Given task:
Write out each record again exactly as it stands.

Excerpt from a dataset:
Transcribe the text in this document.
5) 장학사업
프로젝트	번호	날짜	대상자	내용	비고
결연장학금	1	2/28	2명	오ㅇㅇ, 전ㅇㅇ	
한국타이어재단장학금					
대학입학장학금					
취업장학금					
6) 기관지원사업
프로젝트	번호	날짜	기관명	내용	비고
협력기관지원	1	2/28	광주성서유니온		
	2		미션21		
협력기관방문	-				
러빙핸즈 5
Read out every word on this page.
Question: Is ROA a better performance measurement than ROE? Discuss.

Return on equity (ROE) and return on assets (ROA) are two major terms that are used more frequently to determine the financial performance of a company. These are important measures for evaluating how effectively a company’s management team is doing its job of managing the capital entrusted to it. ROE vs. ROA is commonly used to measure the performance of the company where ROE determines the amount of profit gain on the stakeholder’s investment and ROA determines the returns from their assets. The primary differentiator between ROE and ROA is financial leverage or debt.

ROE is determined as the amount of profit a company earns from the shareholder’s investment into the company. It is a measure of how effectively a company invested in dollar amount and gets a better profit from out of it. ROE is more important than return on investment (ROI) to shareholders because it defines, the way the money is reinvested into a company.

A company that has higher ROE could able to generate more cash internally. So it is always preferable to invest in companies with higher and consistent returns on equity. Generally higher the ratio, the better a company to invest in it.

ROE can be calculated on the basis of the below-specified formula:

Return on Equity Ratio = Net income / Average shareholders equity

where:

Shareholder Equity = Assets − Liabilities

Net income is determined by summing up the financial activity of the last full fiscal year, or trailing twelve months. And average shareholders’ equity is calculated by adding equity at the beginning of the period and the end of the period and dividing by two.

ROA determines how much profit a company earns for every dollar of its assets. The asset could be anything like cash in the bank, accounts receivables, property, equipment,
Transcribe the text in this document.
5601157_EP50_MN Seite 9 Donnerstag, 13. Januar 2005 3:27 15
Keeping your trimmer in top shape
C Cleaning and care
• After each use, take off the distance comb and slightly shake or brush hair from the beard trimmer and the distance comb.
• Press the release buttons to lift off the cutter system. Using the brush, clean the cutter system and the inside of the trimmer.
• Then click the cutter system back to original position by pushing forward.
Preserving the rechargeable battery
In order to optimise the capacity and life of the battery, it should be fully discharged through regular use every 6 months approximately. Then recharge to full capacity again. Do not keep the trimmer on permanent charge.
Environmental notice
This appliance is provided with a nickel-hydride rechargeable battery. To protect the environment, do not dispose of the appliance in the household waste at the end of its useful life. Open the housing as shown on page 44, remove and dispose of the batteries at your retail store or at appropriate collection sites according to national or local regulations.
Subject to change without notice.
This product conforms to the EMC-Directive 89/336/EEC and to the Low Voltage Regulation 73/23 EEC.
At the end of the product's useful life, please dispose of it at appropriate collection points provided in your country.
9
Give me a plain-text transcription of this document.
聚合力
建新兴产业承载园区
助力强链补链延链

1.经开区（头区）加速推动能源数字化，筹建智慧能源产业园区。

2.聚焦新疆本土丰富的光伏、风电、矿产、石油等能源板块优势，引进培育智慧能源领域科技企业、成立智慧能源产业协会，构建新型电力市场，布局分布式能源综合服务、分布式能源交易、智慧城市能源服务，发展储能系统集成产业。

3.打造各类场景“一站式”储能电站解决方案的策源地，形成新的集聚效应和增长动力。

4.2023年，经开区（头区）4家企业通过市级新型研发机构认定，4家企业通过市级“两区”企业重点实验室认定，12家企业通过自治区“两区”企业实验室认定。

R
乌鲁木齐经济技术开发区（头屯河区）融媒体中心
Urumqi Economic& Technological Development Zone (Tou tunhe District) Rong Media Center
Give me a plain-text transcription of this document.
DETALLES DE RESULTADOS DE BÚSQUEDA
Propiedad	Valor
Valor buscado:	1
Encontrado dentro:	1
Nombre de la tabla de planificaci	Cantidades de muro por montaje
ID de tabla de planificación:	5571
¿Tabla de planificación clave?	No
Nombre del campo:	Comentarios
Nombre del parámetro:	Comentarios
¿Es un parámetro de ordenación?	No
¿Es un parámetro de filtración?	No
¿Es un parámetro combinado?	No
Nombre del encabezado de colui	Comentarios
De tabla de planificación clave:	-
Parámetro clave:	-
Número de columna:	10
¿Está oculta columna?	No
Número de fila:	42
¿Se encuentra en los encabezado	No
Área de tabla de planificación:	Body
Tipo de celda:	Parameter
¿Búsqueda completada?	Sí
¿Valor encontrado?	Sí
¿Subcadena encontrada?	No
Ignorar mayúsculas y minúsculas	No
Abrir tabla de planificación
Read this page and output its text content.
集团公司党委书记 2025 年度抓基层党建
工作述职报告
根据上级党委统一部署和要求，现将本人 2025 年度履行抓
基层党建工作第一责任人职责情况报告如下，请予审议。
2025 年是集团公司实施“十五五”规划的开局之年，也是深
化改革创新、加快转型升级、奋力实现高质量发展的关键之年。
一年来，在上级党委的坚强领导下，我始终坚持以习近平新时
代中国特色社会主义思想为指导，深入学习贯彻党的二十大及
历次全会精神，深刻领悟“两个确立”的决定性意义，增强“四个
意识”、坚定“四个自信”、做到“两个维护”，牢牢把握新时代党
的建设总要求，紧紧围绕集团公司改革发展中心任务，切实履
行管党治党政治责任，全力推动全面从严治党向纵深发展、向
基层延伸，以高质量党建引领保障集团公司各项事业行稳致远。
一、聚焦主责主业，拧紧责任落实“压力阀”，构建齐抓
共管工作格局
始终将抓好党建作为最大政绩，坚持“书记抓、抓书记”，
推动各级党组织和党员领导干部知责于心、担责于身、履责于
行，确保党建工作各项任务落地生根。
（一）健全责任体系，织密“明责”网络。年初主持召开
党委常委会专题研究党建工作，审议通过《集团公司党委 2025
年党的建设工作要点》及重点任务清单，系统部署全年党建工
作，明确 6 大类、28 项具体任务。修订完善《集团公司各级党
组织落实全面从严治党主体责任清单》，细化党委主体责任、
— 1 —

Reply to the exercise:
Transcribe the text in this document.
5) 장학사업
프로젝트	번호	날짜	대상자	내용	비고
결연장학금	1	2/28	2명	오ㅇㅇ, 전ㅇㅇ	
한국타이어재단장학금					
대학입학장학금					
취업장학금					
6) 기관지원사업
프로젝트	번호	날짜	기관명	내용	비고
협력기관지원	1	2/28	광주성서유니온		
	2		미션21		
협력기관방문	-				
러빙핸즈 5
Read out every word on this page.
Question: Is ROA a better performance measurement than ROE? Discuss.

Return on equity (ROE) and return on assets (ROA) are two major terms that are used more frequently to determine the financial performance of a company. These are important measures for evaluating how effectively a company’s management team is doing its job of managing the capital entrusted to it. ROE vs. ROA is commonly used to measure the performance of the company where ROE determines the amount of profit gain on the stakeholder’s investment and ROA determines the returns from their assets. The primary differentiator between ROE and ROA is financial leverage or debt.

ROE is determined as the amount of profit a company earns from the shareholder’s investment into the company. It is a measure of how effectively a company invested in dollar amount and gets a better profit from out of it. ROE is more important than return on investment (ROI) to shareholders because it defines, the way the money is reinvested into a company.

A company that has higher ROE could able to generate more cash internally. So it is always preferable to invest in companies with higher and consistent returns on equity. Generally higher the ratio, the better a company to invest in it.

ROE can be calculated on the basis of the below-specified formula:

Return on Equity Ratio = Net income / Average shareholders equity

where:

Shareholder Equity = Assets − Liabilities

Net income is determined by summing up the financial activity of the last full fiscal year, or trailing twelve months. And average shareholders’ equity is calculated by adding equity at the beginning of the period and the end of the period and dividing by two.

ROA determines how much profit a company earns for every dollar of its assets. The asset could be anything like cash in the bank, accounts receivables, property, equipment,
Transcribe the text in this document.
5601157_EP50_MN Seite 9 Donnerstag, 13. Januar 2005 3:27 15
Keeping your trimmer in top shape
C Cleaning and care
• After each use, take off the distance comb and slightly shake or brush hair from the beard trimmer and the distance comb.
• Press the release buttons to lift off the cutter system. Using the brush, clean the cutter system and the inside of the trimmer.
• Then click the cutter system back to original position by pushing forward.
Preserving the rechargeable battery
In order to optimise the capacity and life of the battery, it should be fully discharged through regular use every 6 months approximately. Then recharge to full capacity again. Do not keep the trimmer on permanent charge.
Environmental notice
This appliance is provided with a nickel-hydride rechargeable battery. To protect the environment, do not dispose of the appliance in the household waste at the end of its useful life. Open the housing as shown on page 44, remove and dispose of the batteries at your retail store or at appropriate collection sites according to national or local regulations.
Subject to change without notice.
This product conforms to the EMC-Directive 89/336/EEC and to the Low Voltage Regulation 73/23 EEC.
At the end of the product's useful life, please dispose of it at appropriate collection points provided in your country.
9
Give me a plain-text transcription of this document.
聚合力
建新兴产业承载园区
助力强链补链延链

1.经开区（头区）加速推动能源数字化，筹建智慧能源产业园区。

2.聚焦新疆本土丰富的光伏、风电、矿产、石油等能源板块优势，引进培育智慧能源领域科技企业、成立智慧能源产业协会，构建新型电力市场，布局分布式能源综合服务、分布式能源交易、智慧城市能源服务，发展储能系统集成产业。

3.打造各类场景“一站式”储能电站解决方案的策源地，形成新的集聚效应和增长动力。

4.2023年，经开区（头区）4家企业通过市级新型研发机构认定，4家企业通过市级“两区”企业重点实验室认定，12家企业通过自治区“两区”企业实验室认定。

R
乌鲁木齐经济技术开发区（头屯河区）融媒体中心
Urumqi Economic& Technological Development Zone (Tou tunhe District) Rong Media Center
Give me a plain-text transcription of this document.
DETALLES DE RESULTADOS DE BÚSQUEDA
Propiedad	Valor
Valor buscado:	1
Encontrado dentro:	1
Nombre de la tabla de planificaci	Cantidades de muro por montaje
ID de tabla de planificación:	5571
¿Tabla de planificación clave?	No
Nombre del campo:	Comentarios
Nombre del parámetro:	Comentarios
¿Es un parámetro de ordenación?	No
¿Es un parámetro de filtración?	No
¿Es un parámetro combinado?	No
Nombre del encabezado de colui	Comentarios
De tabla de planificación clave:	-
Parámetro clave:	-
Número de columna:	10
¿Está oculta columna?	No
Número de fila:	42
¿Se encuentra en los encabezado	No
Área de tabla de planificación:	Body
Tipo de celda:	Parameter
¿Búsqueda completada?	Sí
¿Valor encontrado?	Sí
¿Subcadena encontrada?	No
Ignorar mayúsculas y minúsculas	No
Abrir tabla de planificación
Read this page and output its text content.
集团公司党委书记 2025 年度抓基层党建
工作述职报告
根据上级党委统一部署和要求，现将本人 2025 年度履行抓
基层党建工作第一责任人职责情况报告如下，请予审议。
2025 年是集团公司实施“十五五”规划的开局之年，也是深
化改革创新、加快转型升级、奋力实现高质量发展的关键之年。
一年来，在上级党委的坚强领导下，我始终坚持以习近平新时
代中国特色社会主义思想为指导，深入学习贯彻党的二十大及
历次全会精神，深刻领悟“两个确立”的决定性意义，增强“四个
意识”、坚定“四个自信”、做到“两个维护”，牢牢把握新时代党
的建设总要求，紧紧围绕集团公司改革发展中心任务，切实履
行管党治党政治责任，全力推动全面从严治党向纵深发展、向
基层延伸，以高质量党建引领保障集团公司各项事业行稳致远。
一、聚焦主责主业，拧紧责任落实“压力阀”，构建齐抓
共管工作格局
始终将抓好党建作为最大政绩，坚持“书记抓、抓书记”，
推动各级党组织和党员领导干部知责于心、担责于身、履责于
行，确保党建工作各项任务落地生根。
（一）健全责任体系，织密“明责”网络。年初主持召开
党委常委会专题研究党建工作，审议通过《集团公司党委 2025
年党的建设工作要点》及重点任务清单，系统部署全年党建工
作，明确 6 大类、28 项具体任务。修订完善《集团公司各级党
组织落实全面从严治党主体责任清单》，细化党委主体责任、
— 1 —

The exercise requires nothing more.